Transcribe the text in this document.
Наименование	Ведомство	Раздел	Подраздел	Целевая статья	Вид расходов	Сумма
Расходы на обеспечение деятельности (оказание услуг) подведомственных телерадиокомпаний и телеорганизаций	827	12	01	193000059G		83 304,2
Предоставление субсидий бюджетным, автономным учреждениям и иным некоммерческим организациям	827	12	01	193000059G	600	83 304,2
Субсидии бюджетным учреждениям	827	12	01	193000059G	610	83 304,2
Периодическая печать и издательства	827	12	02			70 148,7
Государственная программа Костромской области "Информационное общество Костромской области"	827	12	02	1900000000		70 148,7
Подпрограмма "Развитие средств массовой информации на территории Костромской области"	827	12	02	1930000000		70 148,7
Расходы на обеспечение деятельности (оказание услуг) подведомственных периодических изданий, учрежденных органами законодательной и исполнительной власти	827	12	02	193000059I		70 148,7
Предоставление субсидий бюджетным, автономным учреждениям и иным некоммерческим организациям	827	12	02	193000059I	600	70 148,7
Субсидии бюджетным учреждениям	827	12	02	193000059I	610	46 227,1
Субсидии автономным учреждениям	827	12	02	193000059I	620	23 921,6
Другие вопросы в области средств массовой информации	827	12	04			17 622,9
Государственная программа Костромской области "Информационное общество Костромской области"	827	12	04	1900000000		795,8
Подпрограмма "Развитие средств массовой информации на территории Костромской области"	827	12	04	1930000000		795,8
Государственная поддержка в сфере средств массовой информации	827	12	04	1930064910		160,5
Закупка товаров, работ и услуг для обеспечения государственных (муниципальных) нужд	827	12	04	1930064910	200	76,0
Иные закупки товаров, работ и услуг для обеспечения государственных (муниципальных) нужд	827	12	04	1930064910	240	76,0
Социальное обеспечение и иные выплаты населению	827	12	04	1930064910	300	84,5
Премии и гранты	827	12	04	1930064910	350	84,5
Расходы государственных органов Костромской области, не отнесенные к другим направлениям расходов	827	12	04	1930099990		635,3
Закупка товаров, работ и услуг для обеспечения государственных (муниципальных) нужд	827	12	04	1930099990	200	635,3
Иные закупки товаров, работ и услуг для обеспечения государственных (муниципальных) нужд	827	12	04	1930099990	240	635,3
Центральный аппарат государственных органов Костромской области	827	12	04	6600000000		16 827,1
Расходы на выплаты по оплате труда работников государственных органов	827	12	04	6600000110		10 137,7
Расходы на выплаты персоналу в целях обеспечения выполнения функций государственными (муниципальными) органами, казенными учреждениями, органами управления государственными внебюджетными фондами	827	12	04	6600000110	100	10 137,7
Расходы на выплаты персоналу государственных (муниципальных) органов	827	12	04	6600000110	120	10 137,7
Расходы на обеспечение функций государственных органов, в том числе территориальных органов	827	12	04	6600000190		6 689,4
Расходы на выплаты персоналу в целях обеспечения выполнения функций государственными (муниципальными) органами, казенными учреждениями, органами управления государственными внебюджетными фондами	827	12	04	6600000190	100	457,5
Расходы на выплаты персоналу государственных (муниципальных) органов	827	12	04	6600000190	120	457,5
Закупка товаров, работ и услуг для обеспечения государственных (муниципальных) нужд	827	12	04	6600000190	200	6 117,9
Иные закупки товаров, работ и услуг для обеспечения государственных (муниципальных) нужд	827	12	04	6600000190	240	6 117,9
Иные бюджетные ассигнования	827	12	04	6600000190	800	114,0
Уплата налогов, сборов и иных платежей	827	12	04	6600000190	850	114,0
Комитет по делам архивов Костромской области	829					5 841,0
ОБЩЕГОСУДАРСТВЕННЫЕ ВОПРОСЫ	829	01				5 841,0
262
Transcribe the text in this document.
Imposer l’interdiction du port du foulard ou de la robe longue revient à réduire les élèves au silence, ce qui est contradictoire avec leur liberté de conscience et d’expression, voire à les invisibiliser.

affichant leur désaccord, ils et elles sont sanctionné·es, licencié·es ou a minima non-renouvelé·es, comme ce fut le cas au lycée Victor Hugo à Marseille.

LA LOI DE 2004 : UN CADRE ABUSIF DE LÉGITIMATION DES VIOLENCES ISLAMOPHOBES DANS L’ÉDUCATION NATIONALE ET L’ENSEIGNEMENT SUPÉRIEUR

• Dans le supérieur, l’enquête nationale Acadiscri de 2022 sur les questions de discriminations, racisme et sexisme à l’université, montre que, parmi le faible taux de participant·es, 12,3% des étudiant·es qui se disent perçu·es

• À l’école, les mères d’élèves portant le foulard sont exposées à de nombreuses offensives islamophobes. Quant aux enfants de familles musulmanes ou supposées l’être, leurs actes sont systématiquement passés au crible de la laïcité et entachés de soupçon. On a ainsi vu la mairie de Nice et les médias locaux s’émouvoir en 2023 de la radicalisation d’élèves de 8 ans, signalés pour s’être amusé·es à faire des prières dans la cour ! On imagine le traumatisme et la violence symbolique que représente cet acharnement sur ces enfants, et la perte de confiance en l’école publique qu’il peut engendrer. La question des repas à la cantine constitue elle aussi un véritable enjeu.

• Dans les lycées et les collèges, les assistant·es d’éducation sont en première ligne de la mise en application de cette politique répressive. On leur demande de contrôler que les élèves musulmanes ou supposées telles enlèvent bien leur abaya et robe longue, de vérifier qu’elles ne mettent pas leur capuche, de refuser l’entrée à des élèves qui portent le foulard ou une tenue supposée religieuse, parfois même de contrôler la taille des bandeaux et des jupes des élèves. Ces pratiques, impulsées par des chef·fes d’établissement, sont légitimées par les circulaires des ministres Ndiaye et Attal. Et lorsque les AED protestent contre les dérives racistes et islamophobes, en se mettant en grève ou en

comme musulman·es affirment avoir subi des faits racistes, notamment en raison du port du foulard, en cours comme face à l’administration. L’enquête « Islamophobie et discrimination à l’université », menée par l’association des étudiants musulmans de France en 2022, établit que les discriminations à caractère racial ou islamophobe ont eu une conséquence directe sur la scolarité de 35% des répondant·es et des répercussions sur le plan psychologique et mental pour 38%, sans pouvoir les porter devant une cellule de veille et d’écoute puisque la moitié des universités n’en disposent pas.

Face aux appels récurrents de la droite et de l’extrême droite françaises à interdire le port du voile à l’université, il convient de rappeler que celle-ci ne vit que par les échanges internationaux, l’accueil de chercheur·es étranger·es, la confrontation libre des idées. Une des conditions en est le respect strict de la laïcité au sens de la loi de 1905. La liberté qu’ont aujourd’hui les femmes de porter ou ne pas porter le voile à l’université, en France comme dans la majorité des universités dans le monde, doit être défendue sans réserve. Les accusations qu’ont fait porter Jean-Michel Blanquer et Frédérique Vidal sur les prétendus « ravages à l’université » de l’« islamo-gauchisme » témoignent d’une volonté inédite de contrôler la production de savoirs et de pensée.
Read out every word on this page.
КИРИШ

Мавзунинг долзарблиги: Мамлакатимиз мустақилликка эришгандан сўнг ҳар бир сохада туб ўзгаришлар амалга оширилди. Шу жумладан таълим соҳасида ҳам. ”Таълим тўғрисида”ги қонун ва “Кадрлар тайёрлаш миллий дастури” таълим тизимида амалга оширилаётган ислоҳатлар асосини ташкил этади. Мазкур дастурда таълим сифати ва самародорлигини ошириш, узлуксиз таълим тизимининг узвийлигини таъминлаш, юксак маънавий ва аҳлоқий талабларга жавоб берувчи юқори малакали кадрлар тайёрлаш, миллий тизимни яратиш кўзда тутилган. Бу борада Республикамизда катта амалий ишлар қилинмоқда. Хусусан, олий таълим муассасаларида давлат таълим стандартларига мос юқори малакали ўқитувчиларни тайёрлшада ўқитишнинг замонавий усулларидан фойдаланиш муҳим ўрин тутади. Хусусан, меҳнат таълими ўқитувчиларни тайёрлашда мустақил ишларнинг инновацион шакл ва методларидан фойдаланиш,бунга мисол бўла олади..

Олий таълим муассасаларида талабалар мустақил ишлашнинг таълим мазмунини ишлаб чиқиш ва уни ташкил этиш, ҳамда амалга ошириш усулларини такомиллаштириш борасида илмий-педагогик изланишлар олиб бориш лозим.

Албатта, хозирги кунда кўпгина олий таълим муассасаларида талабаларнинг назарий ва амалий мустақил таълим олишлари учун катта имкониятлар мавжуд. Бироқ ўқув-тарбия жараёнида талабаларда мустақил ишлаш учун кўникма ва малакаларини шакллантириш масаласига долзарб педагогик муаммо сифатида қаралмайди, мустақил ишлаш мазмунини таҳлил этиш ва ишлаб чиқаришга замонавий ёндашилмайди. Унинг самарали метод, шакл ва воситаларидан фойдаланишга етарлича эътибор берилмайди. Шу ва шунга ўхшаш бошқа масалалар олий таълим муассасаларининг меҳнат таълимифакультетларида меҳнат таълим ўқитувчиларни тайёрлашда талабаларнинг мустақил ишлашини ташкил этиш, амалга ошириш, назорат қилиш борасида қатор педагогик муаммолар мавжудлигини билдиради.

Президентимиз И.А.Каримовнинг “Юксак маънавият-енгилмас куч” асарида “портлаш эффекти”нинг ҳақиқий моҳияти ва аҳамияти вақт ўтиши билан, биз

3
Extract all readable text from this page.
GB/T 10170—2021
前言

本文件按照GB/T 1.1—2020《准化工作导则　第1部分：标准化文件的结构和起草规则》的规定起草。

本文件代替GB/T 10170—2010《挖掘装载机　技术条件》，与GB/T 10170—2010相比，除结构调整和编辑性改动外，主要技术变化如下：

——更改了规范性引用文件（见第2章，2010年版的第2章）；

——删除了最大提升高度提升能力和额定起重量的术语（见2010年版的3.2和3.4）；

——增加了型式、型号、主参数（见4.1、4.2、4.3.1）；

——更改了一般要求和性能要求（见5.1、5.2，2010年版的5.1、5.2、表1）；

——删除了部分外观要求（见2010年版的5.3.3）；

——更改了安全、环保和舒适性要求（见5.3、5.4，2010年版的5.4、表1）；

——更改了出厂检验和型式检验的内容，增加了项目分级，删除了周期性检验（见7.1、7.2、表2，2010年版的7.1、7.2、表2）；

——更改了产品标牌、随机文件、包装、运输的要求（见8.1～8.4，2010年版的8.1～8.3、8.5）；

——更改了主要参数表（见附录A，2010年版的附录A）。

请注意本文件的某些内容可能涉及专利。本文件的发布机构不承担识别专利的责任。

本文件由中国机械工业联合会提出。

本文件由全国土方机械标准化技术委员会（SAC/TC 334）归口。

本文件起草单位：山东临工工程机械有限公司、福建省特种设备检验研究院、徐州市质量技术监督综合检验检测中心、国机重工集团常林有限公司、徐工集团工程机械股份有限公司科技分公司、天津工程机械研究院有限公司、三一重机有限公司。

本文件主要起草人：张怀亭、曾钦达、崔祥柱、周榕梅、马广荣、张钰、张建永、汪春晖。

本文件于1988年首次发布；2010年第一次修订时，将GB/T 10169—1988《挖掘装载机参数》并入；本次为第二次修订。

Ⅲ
···
## WHAT THE TASK REQUIRES
Copy out each line of the records that holds the string "Развитие".

## EXERCISE SOLUTION
Подпрограмма "Развитие средств массовой информации на территории Костромской области"	827	12	02	1930000000		70 148,7
Подпрограмма "Развитие средств массовой информации на территории Костромской области"	827	12	04	1930000000		795,8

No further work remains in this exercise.